Your goal ->
From the entries below, copy every line where the string "Kezelői" appears.

(Excerpt from a dataset)

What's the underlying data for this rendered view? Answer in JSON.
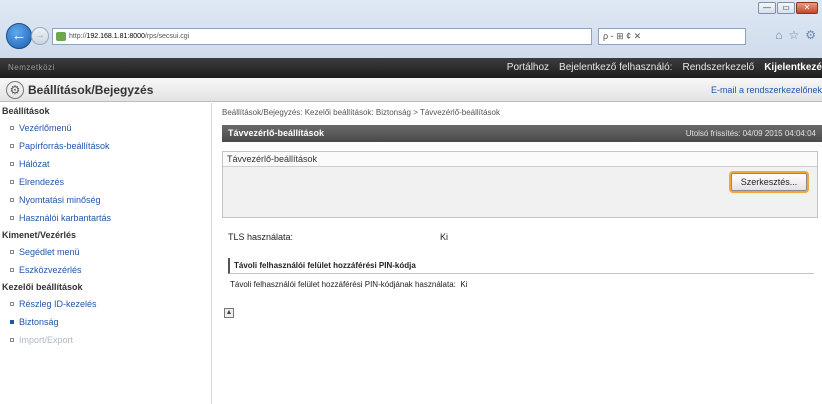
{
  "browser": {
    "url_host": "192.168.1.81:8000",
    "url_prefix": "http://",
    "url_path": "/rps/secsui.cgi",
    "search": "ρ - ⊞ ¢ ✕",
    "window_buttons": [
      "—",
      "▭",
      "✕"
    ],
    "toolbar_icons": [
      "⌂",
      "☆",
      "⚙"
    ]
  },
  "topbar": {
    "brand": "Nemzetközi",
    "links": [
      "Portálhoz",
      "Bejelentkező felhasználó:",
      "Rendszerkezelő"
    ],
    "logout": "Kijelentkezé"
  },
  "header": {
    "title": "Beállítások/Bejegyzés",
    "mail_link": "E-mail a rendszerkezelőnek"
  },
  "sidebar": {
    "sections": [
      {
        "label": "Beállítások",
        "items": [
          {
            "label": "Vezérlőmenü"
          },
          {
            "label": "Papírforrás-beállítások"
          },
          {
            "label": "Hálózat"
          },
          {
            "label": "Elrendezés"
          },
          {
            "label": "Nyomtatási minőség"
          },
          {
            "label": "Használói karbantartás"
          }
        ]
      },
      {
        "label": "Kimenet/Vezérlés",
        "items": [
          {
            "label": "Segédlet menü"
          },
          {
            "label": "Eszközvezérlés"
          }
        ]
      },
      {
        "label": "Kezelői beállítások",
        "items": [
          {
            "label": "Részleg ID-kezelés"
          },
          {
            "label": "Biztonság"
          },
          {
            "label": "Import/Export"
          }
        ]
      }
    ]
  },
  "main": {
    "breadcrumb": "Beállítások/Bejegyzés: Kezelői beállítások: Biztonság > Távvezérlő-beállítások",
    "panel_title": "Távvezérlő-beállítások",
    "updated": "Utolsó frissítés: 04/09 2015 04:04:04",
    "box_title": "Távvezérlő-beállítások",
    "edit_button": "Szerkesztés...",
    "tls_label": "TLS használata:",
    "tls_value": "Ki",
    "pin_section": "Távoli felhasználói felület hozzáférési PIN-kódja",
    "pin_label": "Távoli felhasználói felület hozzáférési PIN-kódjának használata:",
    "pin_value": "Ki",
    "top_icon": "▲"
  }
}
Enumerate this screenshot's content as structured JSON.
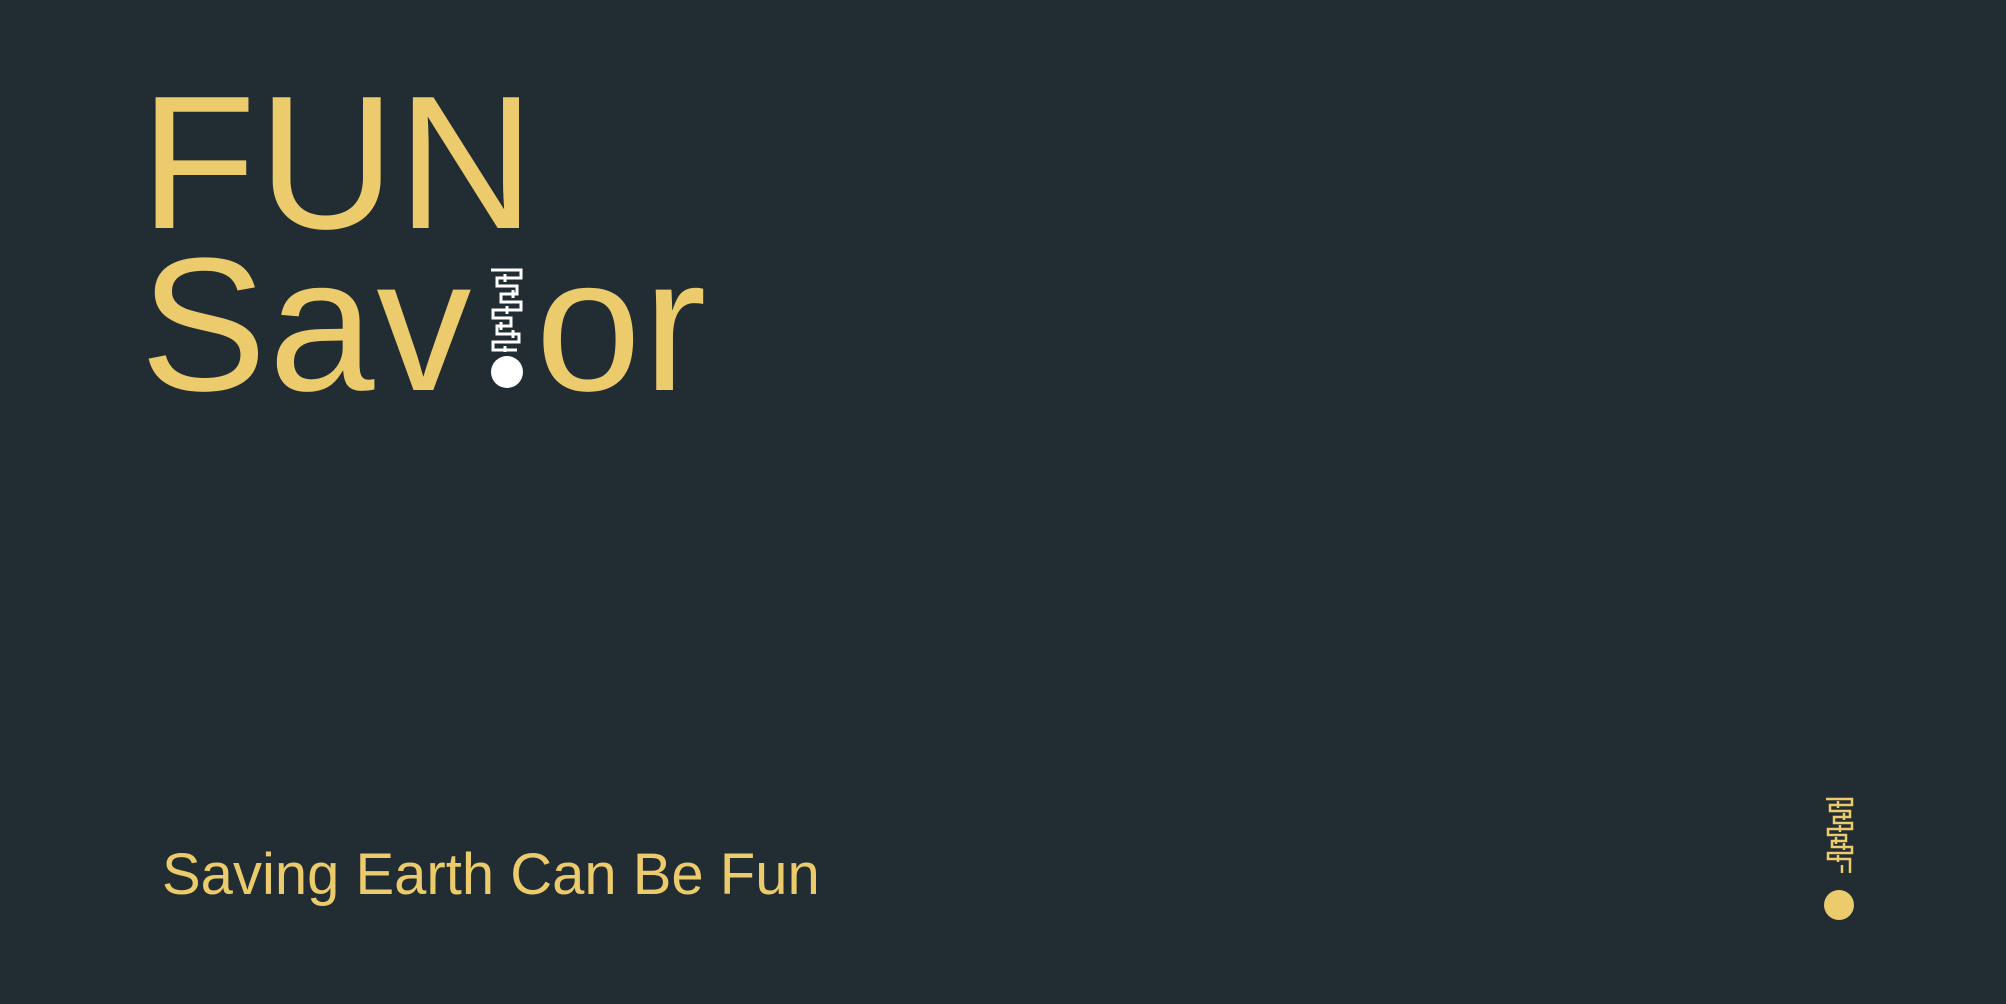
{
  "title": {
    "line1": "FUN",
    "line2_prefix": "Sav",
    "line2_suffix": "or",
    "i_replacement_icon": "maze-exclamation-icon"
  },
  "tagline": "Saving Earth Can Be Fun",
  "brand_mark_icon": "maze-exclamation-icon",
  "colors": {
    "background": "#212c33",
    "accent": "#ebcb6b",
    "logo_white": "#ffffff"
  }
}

--

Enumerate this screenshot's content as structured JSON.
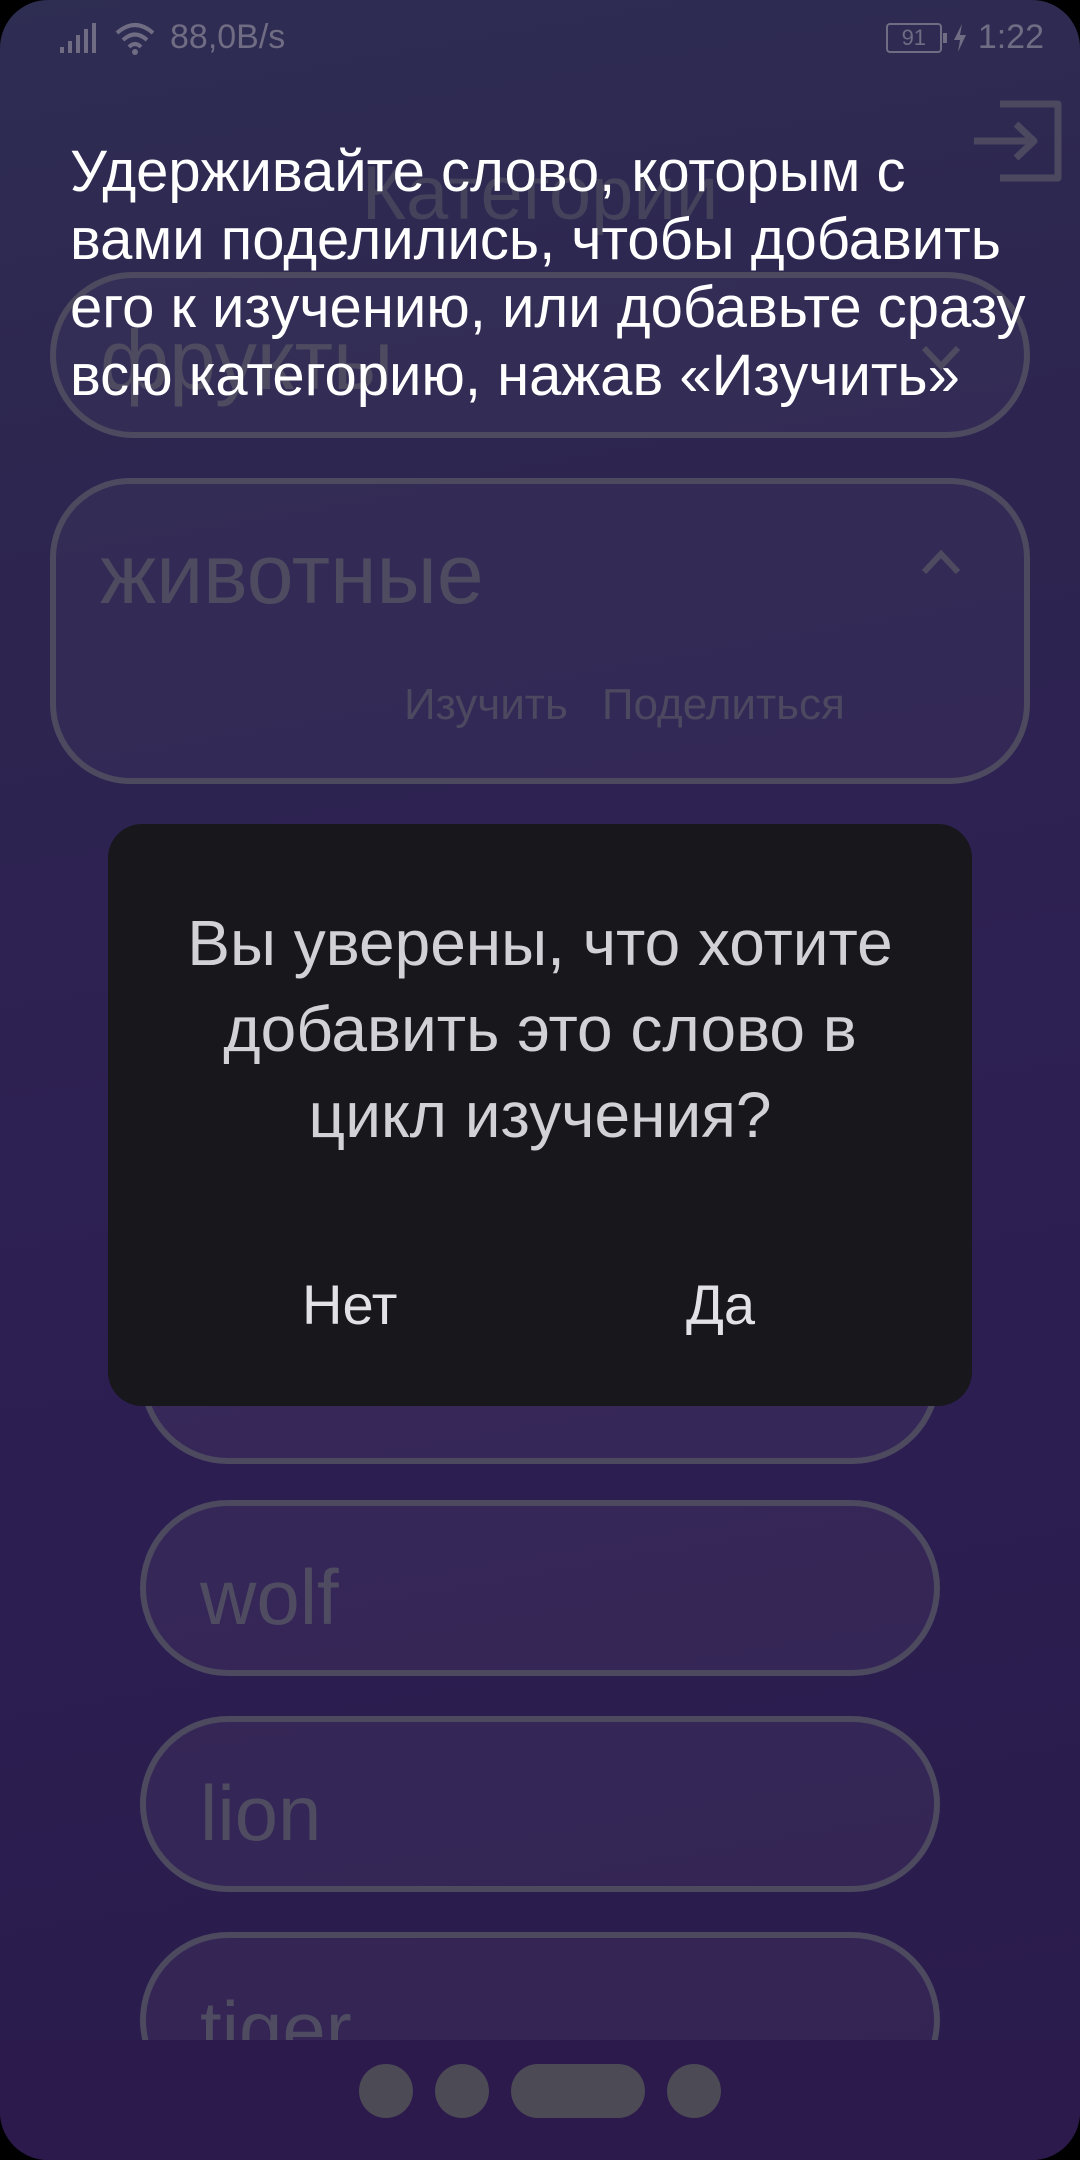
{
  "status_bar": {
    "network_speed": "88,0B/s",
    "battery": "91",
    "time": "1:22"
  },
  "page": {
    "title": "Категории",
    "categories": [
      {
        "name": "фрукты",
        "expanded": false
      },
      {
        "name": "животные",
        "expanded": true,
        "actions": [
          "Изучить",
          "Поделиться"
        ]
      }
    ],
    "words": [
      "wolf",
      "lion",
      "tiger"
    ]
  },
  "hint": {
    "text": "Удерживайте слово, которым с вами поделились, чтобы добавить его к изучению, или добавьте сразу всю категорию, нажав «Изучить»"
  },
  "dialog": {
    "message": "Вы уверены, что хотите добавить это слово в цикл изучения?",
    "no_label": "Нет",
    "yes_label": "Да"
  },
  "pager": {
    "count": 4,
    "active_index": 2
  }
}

Response ->
        "label": "Kezelői beállítások",
    "breadcrumb": "Beállítások/Bejegyzés: Kezelői beállítások: Biztonság > Távvezérlő-beállítások",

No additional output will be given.